Print verbatim the lines of the data from the line containing "menu-item[interactable]: プロジェクト(P) —" through the end of the data, both ends included, and omit the pictures from your response.
--- start of RECORDS FOR THIS TASK ---
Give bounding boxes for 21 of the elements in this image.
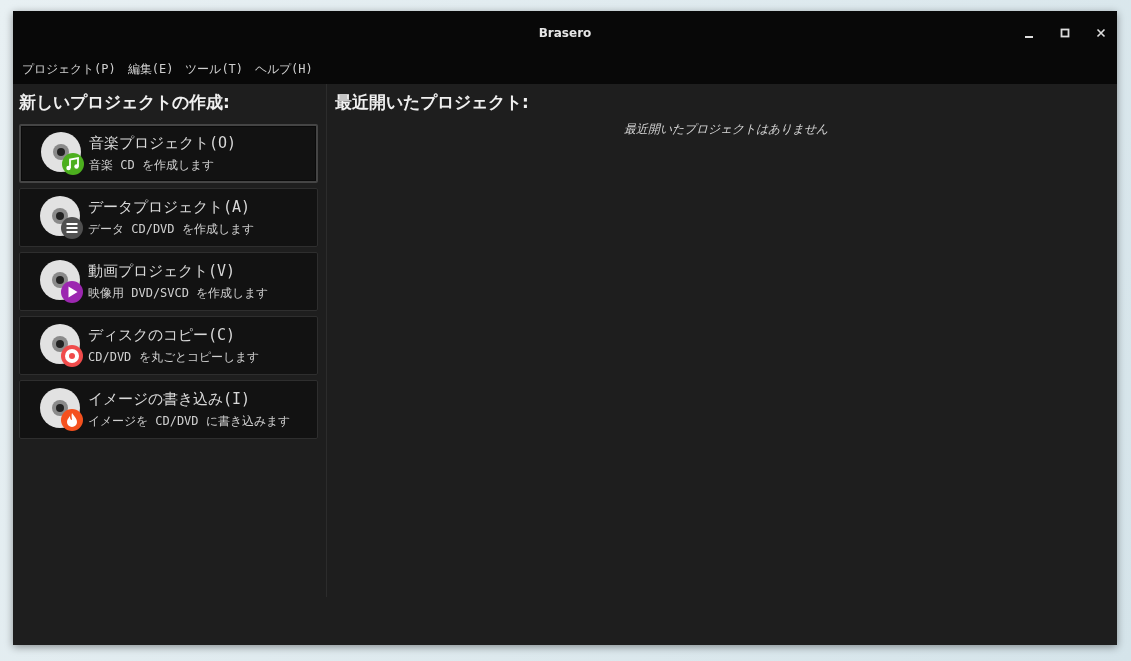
menu-item[interactable]: プロジェクト(P) — [17, 59, 121, 80]
minimize-icon — [1025, 36, 1033, 38]
window-title: Brasero — [538, 26, 592, 40]
maximize-icon — [1060, 28, 1070, 38]
disc-icon — [40, 323, 84, 368]
menu-item[interactable]: ツール(T) — [180, 59, 249, 80]
disc-icon — [40, 387, 84, 432]
disc-icon — [40, 195, 84, 240]
section-heading: 新しいプロジェクトの作成: — [19, 91, 231, 114]
project-type-button[interactable]: ディスクのコピー(C) CD/DVD を丸ごとコピーします — [19, 316, 318, 375]
project-type-button[interactable]: イメージの書き込み(I) イメージを CD/DVD に書き込みます — [19, 380, 318, 439]
section-heading: 最近開いたプロジェクト: — [335, 91, 530, 114]
menu-item[interactable]: 編集(E) — [122, 59, 179, 80]
menu-item[interactable]: ヘルプ(H) — [250, 59, 318, 80]
empty-message: 最近開いたプロジェクトはありません — [623, 121, 829, 138]
project-type-button[interactable]: 音楽プロジェクト(O) 音楽 CD を作成します — [19, 124, 318, 183]
project-type-button[interactable]: 動画プロジェクト(V) 映像用 DVD/SVCD を作成します — [19, 252, 318, 311]
close-icon — [1096, 28, 1106, 38]
project-type-button[interactable]: データプロジェクト(A) データ CD/DVD を作成します — [19, 188, 318, 247]
disc-icon — [40, 259, 84, 304]
disc-icon — [41, 131, 85, 176]
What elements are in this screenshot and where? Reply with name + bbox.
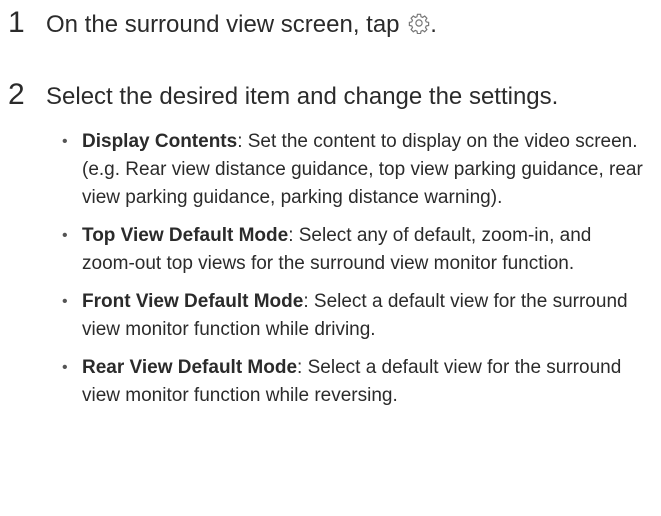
--- end of RECORDS FOR THIS TASK ---
▶ [IN RESPONSE]:
menu-item[interactable]: プロジェクト(P) — [17, 59, 121, 80]
minimize-icon — [1025, 36, 1033, 38]
window-title: Brasero — [538, 26, 592, 40]
maximize-icon — [1060, 28, 1070, 38]
disc-icon — [40, 323, 84, 368]
menu-item[interactable]: ツール(T) — [180, 59, 249, 80]
disc-icon — [40, 387, 84, 432]
disc-icon — [40, 195, 84, 240]
section-heading: 新しいプロジェクトの作成: — [19, 91, 231, 114]
project-type-button[interactable]: ディスクのコピー(C) CD/DVD を丸ごとコピーします — [19, 316, 318, 375]
project-type-button[interactable]: イメージの書き込み(I) イメージを CD/DVD に書き込みます — [19, 380, 318, 439]
section-heading: 最近開いたプロジェクト: — [335, 91, 530, 114]
menu-item[interactable]: 編集(E) — [122, 59, 179, 80]
menu-item[interactable]: ヘルプ(H) — [250, 59, 318, 80]
empty-message: 最近開いたプロジェクトはありません — [623, 121, 829, 138]
project-type-button[interactable]: 音楽プロジェクト(O) 音楽 CD を作成します — [19, 124, 318, 183]
project-type-button[interactable]: 動画プロジェクト(V) 映像用 DVD/SVCD を作成します — [19, 252, 318, 311]
close-icon — [1096, 28, 1106, 38]
project-type-button[interactable]: データプロジェクト(A) データ CD/DVD を作成します — [19, 188, 318, 247]
disc-icon — [40, 259, 84, 304]
disc-icon — [41, 131, 85, 176]
What elements are in this screenshot and where? Reply with name + bbox.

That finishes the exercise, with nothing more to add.